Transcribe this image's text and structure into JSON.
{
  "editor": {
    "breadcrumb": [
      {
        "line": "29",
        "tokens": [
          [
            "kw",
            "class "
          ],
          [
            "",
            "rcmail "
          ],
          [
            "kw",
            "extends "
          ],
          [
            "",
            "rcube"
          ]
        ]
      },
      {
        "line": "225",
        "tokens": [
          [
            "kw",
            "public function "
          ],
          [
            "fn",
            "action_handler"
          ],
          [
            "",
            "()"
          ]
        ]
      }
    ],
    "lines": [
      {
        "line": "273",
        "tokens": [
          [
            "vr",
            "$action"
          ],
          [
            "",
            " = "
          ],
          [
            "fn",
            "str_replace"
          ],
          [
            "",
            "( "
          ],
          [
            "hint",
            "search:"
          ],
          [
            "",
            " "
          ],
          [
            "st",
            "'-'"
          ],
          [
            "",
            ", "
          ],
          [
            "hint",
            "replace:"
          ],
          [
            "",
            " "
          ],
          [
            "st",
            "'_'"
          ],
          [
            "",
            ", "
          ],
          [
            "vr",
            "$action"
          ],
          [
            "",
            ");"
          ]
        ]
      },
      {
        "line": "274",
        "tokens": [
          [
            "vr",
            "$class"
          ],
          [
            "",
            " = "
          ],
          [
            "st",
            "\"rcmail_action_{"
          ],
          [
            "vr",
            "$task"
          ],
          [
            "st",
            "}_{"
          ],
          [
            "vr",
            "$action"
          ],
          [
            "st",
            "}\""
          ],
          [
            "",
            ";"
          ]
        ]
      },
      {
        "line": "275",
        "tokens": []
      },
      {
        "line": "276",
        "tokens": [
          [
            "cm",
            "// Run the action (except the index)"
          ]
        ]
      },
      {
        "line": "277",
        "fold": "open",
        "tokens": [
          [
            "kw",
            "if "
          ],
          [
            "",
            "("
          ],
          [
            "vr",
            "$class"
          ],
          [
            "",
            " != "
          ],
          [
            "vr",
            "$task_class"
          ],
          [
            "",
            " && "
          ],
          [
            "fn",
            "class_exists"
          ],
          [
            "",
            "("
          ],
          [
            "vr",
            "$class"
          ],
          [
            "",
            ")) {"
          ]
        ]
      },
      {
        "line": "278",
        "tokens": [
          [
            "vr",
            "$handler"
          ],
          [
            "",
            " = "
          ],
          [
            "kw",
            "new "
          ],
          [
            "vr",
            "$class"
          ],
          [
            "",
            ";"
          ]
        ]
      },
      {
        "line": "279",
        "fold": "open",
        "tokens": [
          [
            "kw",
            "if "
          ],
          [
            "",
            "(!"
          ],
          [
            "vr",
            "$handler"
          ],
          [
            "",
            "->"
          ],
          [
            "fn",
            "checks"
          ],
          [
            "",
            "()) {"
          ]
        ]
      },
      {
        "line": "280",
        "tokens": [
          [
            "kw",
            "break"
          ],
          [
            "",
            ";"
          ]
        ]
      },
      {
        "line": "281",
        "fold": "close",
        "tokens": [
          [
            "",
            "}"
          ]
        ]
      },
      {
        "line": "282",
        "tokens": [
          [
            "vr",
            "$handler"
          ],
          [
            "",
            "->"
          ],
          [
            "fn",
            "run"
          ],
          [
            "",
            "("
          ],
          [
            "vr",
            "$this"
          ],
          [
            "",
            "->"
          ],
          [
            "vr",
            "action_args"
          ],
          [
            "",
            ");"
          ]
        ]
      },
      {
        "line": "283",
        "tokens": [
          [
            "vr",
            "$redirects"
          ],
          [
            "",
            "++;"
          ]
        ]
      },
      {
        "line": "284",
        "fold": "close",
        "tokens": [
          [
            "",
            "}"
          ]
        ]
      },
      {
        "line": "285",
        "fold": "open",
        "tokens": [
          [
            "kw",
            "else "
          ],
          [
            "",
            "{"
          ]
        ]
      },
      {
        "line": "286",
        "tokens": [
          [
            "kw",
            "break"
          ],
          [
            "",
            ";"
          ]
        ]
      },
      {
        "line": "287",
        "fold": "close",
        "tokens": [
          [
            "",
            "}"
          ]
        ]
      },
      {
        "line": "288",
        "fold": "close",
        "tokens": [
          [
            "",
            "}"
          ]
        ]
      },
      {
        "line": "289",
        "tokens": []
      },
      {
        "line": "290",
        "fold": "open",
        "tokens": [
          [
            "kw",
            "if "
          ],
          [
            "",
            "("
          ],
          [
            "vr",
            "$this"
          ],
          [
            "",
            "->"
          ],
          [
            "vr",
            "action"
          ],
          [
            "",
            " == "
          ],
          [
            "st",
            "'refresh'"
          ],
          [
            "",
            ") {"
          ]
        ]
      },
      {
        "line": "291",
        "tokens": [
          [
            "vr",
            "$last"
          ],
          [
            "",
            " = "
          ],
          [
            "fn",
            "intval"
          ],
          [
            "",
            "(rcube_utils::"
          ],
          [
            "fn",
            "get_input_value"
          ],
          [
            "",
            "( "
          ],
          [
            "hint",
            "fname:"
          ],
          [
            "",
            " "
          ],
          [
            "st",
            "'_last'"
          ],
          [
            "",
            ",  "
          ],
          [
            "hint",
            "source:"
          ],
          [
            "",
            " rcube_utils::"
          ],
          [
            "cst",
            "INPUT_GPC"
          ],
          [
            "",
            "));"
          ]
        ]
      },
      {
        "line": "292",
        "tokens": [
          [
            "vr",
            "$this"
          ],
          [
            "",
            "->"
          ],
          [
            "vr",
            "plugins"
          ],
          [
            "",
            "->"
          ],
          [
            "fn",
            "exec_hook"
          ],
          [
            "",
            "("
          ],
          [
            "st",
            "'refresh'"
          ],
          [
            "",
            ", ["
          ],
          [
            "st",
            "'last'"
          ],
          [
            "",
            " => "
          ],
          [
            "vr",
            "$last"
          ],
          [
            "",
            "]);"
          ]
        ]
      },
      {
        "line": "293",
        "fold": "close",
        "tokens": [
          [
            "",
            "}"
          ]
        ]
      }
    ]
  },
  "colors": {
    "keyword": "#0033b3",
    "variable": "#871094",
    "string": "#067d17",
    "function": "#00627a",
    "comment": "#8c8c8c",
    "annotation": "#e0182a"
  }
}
________________
**Short task**
Set down every line of the listing above again, exactly as given.

**Complete answer**
Transcribe this image's text and structure into JSON.
{
  "editor": {
    "breadcrumb": [
      {
        "line": "29",
        "tokens": [
          [
            "kw",
            "class "
          ],
          [
            "",
            "rcmail "
          ],
          [
            "kw",
            "extends "
          ],
          [
            "",
            "rcube"
          ]
        ]
      },
      {
        "line": "225",
        "tokens": [
          [
            "kw",
            "public function "
          ],
          [
            "fn",
            "action_handler"
          ],
          [
            "",
            "()"
          ]
        ]
      }
    ],
    "lines": [
      {
        "line": "273",
        "tokens": [
          [
            "vr",
            "$action"
          ],
          [
            "",
            " = "
          ],
          [
            "fn",
            "str_replace"
          ],
          [
            "",
            "( "
          ],
          [
            "hint",
            "search:"
          ],
          [
            "",
            " "
          ],
          [
            "st",
            "'-'"
          ],
          [
            "",
            ", "
          ],
          [
            "hint",
            "replace:"
          ],
          [
            "",
            " "
          ],
          [
            "st",
            "'_'"
          ],
          [
            "",
            ", "
          ],
          [
            "vr",
            "$action"
          ],
          [
            "",
            ");"
          ]
        ]
      },
      {
        "line": "274",
        "tokens": [
          [
            "vr",
            "$class"
          ],
          [
            "",
            " = "
          ],
          [
            "st",
            "\"rcmail_action_{"
          ],
          [
            "vr",
            "$task"
          ],
          [
            "st",
            "}_{"
          ],
          [
            "vr",
            "$action"
          ],
          [
            "st",
            "}\""
          ],
          [
            "",
            ";"
          ]
        ]
      },
      {
        "line": "275",
        "tokens": []
      },
      {
        "line": "276",
        "tokens": [
          [
            "cm",
            "// Run the action (except the index)"
          ]
        ]
      },
      {
        "line": "277",
        "fold": "open",
        "tokens": [
          [
            "kw",
            "if "
          ],
          [
            "",
            "("
          ],
          [
            "vr",
            "$class"
          ],
          [
            "",
            " != "
          ],
          [
            "vr",
            "$task_class"
          ],
          [
            "",
            " && "
          ],
          [
            "fn",
            "class_exists"
          ],
          [
            "",
            "("
          ],
          [
            "vr",
            "$class"
          ],
          [
            "",
            ")) {"
          ]
        ]
      },
      {
        "line": "278",
        "tokens": [
          [
            "vr",
            "$handler"
          ],
          [
            "",
            " = "
          ],
          [
            "kw",
            "new "
          ],
          [
            "vr",
            "$class"
          ],
          [
            "",
            ";"
          ]
        ]
      },
      {
        "line": "279",
        "fold": "open",
        "tokens": [
          [
            "kw",
            "if "
          ],
          [
            "",
            "(!"
          ],
          [
            "vr",
            "$handler"
          ],
          [
            "",
            "->"
          ],
          [
            "fn",
            "checks"
          ],
          [
            "",
            "()) {"
          ]
        ]
      },
      {
        "line": "280",
        "tokens": [
          [
            "kw",
            "break"
          ],
          [
            "",
            ";"
          ]
        ]
      },
      {
        "line": "281",
        "fold": "close",
        "tokens": [
          [
            "",
            "}"
          ]
        ]
      },
      {
        "line": "282",
        "tokens": [
          [
            "vr",
            "$handler"
          ],
          [
            "",
            "->"
          ],
          [
            "fn",
            "run"
          ],
          [
            "",
            "("
          ],
          [
            "vr",
            "$this"
          ],
          [
            "",
            "->"
          ],
          [
            "vr",
            "action_args"
          ],
          [
            "",
            ");"
          ]
        ]
      },
      {
        "line": "283",
        "tokens": [
          [
            "vr",
            "$redirects"
          ],
          [
            "",
            "++;"
          ]
        ]
      },
      {
        "line": "284",
        "fold": "close",
        "tokens": [
          [
            "",
            "}"
          ]
        ]
      },
      {
        "line": "285",
        "fold": "open",
        "tokens": [
          [
            "kw",
            "else "
          ],
          [
            "",
            "{"
          ]
        ]
      },
      {
        "line": "286",
        "tokens": [
          [
            "kw",
            "break"
          ],
          [
            "",
            ";"
          ]
        ]
      },
      {
        "line": "287",
        "fold": "close",
        "tokens": [
          [
            "",
            "}"
          ]
        ]
      },
      {
        "line": "288",
        "fold": "close",
        "tokens": [
          [
            "",
            "}"
          ]
        ]
      },
      {
        "line": "289",
        "tokens": []
      },
      {
        "line": "290",
        "fold": "open",
        "tokens": [
          [
            "kw",
            "if "
          ],
          [
            "",
            "("
          ],
          [
            "vr",
            "$this"
          ],
          [
            "",
            "->"
          ],
          [
            "vr",
            "action"
          ],
          [
            "",
            " == "
          ],
          [
            "st",
            "'refresh'"
          ],
          [
            "",
            ") {"
          ]
        ]
      },
      {
        "line": "291",
        "tokens": [
          [
            "vr",
            "$last"
          ],
          [
            "",
            " = "
          ],
          [
            "fn",
            "intval"
          ],
          [
            "",
            "(rcube_utils::"
          ],
          [
            "fn",
            "get_input_value"
          ],
          [
            "",
            "( "
          ],
          [
            "hint",
            "fname:"
          ],
          [
            "",
            " "
          ],
          [
            "st",
            "'_last'"
          ],
          [
            "",
            ",  "
          ],
          [
            "hint",
            "source:"
          ],
          [
            "",
            " rcube_utils::"
          ],
          [
            "cst",
            "INPUT_GPC"
          ],
          [
            "",
            "));"
          ]
        ]
      },
      {
        "line": "292",
        "tokens": [
          [
            "vr",
            "$this"
          ],
          [
            "",
            "->"
          ],
          [
            "vr",
            "plugins"
          ],
          [
            "",
            "->"
          ],
          [
            "fn",
            "exec_hook"
          ],
          [
            "",
            "("
          ],
          [
            "st",
            "'refresh'"
          ],
          [
            "",
            ", ["
          ],
          [
            "st",
            "'last'"
          ],
          [
            "",
            " => "
          ],
          [
            "vr",
            "$last"
          ],
          [
            "",
            "]);"
          ]
        ]
      },
      {
        "line": "293",
        "fold": "close",
        "tokens": [
          [
            "",
            "}"
          ]
        ]
      }
    ]
  },
  "colors": {
    "keyword": "#0033b3",
    "variable": "#871094",
    "string": "#067d17",
    "function": "#00627a",
    "comment": "#8c8c8c",
    "annotation": "#e0182a"
  }
}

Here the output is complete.